-- BEGIN Exercise material --

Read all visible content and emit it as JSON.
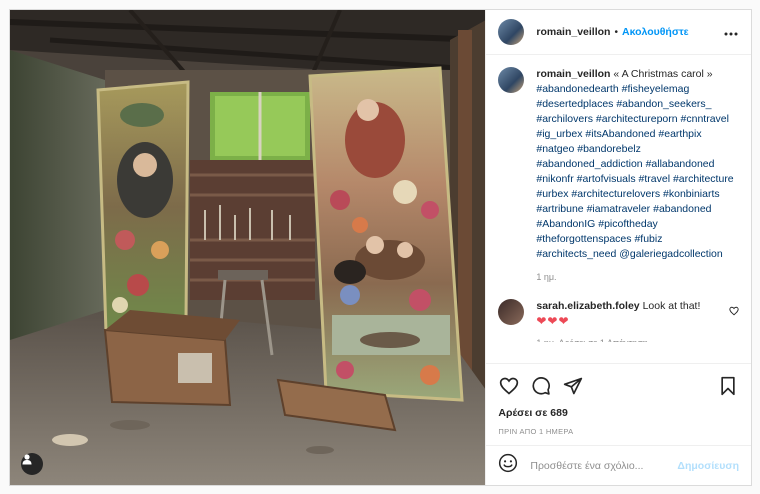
{
  "post": {
    "username": "romain_veillon",
    "follow_label": "Ακολουθήστε",
    "separator": "•",
    "caption_title": " « A Christmas carol »",
    "hashtags": [
      "#abandonedearth",
      "#fisheyelemag",
      "#desertedplaces",
      "#abandon_seekers_",
      "#archilovers",
      "#architectureporn",
      "#cnntravel",
      "#ig_urbex",
      "#itsAbandoned",
      "#earthpix",
      "#natgeo",
      "#bandorebelz",
      "#abandoned_addiction",
      "#allabandoned",
      "#nikonfr",
      "#artofvisuals",
      "#travel",
      "#architecture",
      "#urbex",
      "#architecturelovers",
      "#konbiniarts",
      "#artribune",
      "#iamatraveler",
      "#abandoned",
      "#AbandonIG",
      "#picoftheday",
      "#theforgottenspaces",
      "#fubiz",
      "#architects_need",
      "@galeriegadcollection"
    ],
    "caption_time": "1 ημ.",
    "likes": "Αρέσει σε 689",
    "post_time": "ΠΡΙΝ ΑΠΟ 1 ΗΜΕΡΑ"
  },
  "comment": {
    "username": "sarah.elizabeth.foley",
    "text": " Look at that!",
    "hearts": "❤❤❤",
    "meta": "1 ημ.    Αρέσει σε 1    Απάντηση"
  },
  "add_comment": {
    "placeholder": "Προσθέστε ένα σχόλιο...",
    "post_label": "Δημοσίευση"
  },
  "colors": {
    "link": "#0095f6",
    "hashtag": "#00376b",
    "heart": "#ed4956"
  },
  "icons": [
    "more-options-icon",
    "like-icon",
    "comment-icon",
    "share-icon",
    "save-icon",
    "emoji-icon",
    "user-tag-icon",
    "small-heart-icon"
  ]
}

-- END Exercise material --

## Exercise directions
Quote in full the listing given above; the images are to be left out.

## Result
Read all visible content and emit it as JSON.
{
  "post": {
    "username": "romain_veillon",
    "follow_label": "Ακολουθήστε",
    "separator": "•",
    "caption_title": " « A Christmas carol »",
    "hashtags": [
      "#abandonedearth",
      "#fisheyelemag",
      "#desertedplaces",
      "#abandon_seekers_",
      "#archilovers",
      "#architectureporn",
      "#cnntravel",
      "#ig_urbex",
      "#itsAbandoned",
      "#earthpix",
      "#natgeo",
      "#bandorebelz",
      "#abandoned_addiction",
      "#allabandoned",
      "#nikonfr",
      "#artofvisuals",
      "#travel",
      "#architecture",
      "#urbex",
      "#architecturelovers",
      "#konbiniarts",
      "#artribune",
      "#iamatraveler",
      "#abandoned",
      "#AbandonIG",
      "#picoftheday",
      "#theforgottenspaces",
      "#fubiz",
      "#architects_need",
      "@galeriegadcollection"
    ],
    "caption_time": "1 ημ.",
    "likes": "Αρέσει σε 689",
    "post_time": "ΠΡΙΝ ΑΠΟ 1 ΗΜΕΡΑ"
  },
  "comment": {
    "username": "sarah.elizabeth.foley",
    "text": " Look at that!",
    "hearts": "❤❤❤",
    "meta": "1 ημ.    Αρέσει σε 1    Απάντηση"
  },
  "add_comment": {
    "placeholder": "Προσθέστε ένα σχόλιο...",
    "post_label": "Δημοσίευση"
  },
  "colors": {
    "link": "#0095f6",
    "hashtag": "#00376b",
    "heart": "#ed4956"
  },
  "icons": [
    "more-options-icon",
    "like-icon",
    "comment-icon",
    "share-icon",
    "save-icon",
    "emoji-icon",
    "user-tag-icon",
    "small-heart-icon"
  ]
}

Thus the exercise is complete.